[Short problem]: Copy out each line in the material below that has the word "title".

===== Dataset rows

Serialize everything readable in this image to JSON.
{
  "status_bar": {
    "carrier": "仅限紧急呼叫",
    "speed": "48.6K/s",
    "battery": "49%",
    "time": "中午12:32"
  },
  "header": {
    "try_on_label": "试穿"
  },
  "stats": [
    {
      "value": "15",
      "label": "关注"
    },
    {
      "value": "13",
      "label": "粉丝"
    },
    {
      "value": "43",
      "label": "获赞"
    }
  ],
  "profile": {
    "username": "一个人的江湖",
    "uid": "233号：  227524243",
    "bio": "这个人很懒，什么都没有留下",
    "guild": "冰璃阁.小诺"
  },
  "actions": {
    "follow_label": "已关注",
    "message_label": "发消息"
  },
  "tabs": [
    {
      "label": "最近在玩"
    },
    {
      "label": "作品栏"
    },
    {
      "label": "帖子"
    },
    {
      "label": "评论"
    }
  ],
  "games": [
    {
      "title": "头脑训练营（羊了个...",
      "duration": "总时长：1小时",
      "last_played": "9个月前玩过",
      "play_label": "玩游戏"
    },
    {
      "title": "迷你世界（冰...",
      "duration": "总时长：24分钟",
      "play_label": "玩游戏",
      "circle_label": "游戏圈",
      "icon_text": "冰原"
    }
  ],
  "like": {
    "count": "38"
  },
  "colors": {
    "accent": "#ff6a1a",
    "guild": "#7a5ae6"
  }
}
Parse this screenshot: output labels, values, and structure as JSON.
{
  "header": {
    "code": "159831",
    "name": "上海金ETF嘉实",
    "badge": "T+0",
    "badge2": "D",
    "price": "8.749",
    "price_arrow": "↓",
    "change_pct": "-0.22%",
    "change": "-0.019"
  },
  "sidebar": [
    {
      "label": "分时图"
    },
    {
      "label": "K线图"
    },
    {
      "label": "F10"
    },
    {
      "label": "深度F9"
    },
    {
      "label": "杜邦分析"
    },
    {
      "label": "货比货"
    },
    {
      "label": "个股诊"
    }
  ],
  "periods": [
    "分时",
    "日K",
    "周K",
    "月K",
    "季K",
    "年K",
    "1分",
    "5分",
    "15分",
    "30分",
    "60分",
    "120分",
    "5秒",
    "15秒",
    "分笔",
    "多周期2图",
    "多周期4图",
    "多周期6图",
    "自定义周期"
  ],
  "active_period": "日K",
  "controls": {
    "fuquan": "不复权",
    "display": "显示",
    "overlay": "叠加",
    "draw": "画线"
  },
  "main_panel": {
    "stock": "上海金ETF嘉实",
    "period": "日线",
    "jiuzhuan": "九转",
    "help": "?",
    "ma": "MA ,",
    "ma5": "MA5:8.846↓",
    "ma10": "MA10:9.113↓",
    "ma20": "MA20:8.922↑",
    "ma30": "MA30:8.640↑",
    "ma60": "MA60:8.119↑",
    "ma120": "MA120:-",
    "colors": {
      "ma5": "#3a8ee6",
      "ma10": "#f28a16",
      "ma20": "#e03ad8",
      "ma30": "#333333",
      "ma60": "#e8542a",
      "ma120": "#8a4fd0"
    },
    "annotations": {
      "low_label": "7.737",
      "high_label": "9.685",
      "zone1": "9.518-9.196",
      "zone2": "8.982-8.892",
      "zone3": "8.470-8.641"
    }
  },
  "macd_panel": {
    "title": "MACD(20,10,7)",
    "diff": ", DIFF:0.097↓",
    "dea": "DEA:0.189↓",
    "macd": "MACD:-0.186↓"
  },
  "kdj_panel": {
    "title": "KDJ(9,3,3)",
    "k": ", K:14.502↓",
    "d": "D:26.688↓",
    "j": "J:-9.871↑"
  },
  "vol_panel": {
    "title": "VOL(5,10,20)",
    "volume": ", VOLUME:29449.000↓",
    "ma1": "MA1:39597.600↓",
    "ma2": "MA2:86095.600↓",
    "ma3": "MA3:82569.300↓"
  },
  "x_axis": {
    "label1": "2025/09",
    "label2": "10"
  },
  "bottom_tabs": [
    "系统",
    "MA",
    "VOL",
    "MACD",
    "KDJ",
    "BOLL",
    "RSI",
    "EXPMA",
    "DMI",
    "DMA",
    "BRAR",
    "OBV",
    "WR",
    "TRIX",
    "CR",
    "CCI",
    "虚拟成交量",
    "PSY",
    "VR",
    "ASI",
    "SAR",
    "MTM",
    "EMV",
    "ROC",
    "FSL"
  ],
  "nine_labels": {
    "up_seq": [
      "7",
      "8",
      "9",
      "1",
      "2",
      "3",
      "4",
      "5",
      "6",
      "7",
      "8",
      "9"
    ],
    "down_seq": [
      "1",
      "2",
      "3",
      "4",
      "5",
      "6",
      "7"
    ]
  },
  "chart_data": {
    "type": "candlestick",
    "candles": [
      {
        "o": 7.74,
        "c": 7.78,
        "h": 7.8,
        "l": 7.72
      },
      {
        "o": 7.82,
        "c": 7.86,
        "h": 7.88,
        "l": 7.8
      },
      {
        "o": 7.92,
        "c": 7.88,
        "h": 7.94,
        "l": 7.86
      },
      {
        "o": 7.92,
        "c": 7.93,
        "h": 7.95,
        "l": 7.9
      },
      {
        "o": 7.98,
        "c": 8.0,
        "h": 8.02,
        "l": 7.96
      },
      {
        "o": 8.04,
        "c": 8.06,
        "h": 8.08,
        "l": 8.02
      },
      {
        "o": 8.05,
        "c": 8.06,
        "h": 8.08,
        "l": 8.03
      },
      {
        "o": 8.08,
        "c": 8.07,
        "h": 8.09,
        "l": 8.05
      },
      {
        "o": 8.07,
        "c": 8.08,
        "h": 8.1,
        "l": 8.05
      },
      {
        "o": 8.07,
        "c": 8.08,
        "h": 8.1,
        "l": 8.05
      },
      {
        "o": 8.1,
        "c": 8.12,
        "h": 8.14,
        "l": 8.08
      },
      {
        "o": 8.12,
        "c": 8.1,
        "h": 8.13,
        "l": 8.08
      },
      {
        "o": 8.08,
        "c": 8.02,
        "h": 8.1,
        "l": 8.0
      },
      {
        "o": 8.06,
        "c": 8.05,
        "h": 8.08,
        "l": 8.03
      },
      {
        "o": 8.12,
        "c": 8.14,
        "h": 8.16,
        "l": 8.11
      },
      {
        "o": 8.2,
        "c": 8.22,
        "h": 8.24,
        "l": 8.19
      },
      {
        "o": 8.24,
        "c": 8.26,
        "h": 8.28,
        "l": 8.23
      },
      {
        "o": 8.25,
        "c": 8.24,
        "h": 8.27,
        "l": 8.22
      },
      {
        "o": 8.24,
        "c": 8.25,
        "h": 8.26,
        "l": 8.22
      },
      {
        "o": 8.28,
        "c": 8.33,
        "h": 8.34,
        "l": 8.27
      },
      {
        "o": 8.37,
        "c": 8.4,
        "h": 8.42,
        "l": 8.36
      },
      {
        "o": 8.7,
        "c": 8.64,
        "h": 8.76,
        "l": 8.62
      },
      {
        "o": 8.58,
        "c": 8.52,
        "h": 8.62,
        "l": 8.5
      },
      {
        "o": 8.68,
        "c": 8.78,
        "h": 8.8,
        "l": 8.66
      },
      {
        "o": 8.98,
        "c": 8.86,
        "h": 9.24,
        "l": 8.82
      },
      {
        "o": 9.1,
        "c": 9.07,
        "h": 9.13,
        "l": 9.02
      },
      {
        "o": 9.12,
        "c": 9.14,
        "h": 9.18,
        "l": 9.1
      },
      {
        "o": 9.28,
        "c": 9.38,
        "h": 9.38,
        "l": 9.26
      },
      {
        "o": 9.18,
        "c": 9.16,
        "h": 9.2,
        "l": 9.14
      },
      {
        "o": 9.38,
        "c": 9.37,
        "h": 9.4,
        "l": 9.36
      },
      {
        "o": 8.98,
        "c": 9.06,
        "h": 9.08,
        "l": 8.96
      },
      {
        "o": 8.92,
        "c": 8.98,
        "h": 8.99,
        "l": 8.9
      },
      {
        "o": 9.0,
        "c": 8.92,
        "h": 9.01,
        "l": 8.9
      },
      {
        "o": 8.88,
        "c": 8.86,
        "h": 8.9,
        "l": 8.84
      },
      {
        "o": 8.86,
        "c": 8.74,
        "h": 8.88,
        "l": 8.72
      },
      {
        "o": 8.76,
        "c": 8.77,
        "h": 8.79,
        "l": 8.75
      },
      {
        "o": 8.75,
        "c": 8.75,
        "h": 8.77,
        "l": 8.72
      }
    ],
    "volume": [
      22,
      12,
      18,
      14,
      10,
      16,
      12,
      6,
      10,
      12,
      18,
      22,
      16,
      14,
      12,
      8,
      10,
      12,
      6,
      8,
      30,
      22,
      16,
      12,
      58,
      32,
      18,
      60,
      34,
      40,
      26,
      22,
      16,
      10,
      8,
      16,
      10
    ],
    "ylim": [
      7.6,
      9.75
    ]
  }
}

==========

[Correct result]:
      "title": "头脑训练营（羊了个...",
      "title": "迷你世界（冰...",
    "title": "MACD(20,10,7)",
    "title": "KDJ(9,3,3)",
    "title": "VOL(5,10,20)",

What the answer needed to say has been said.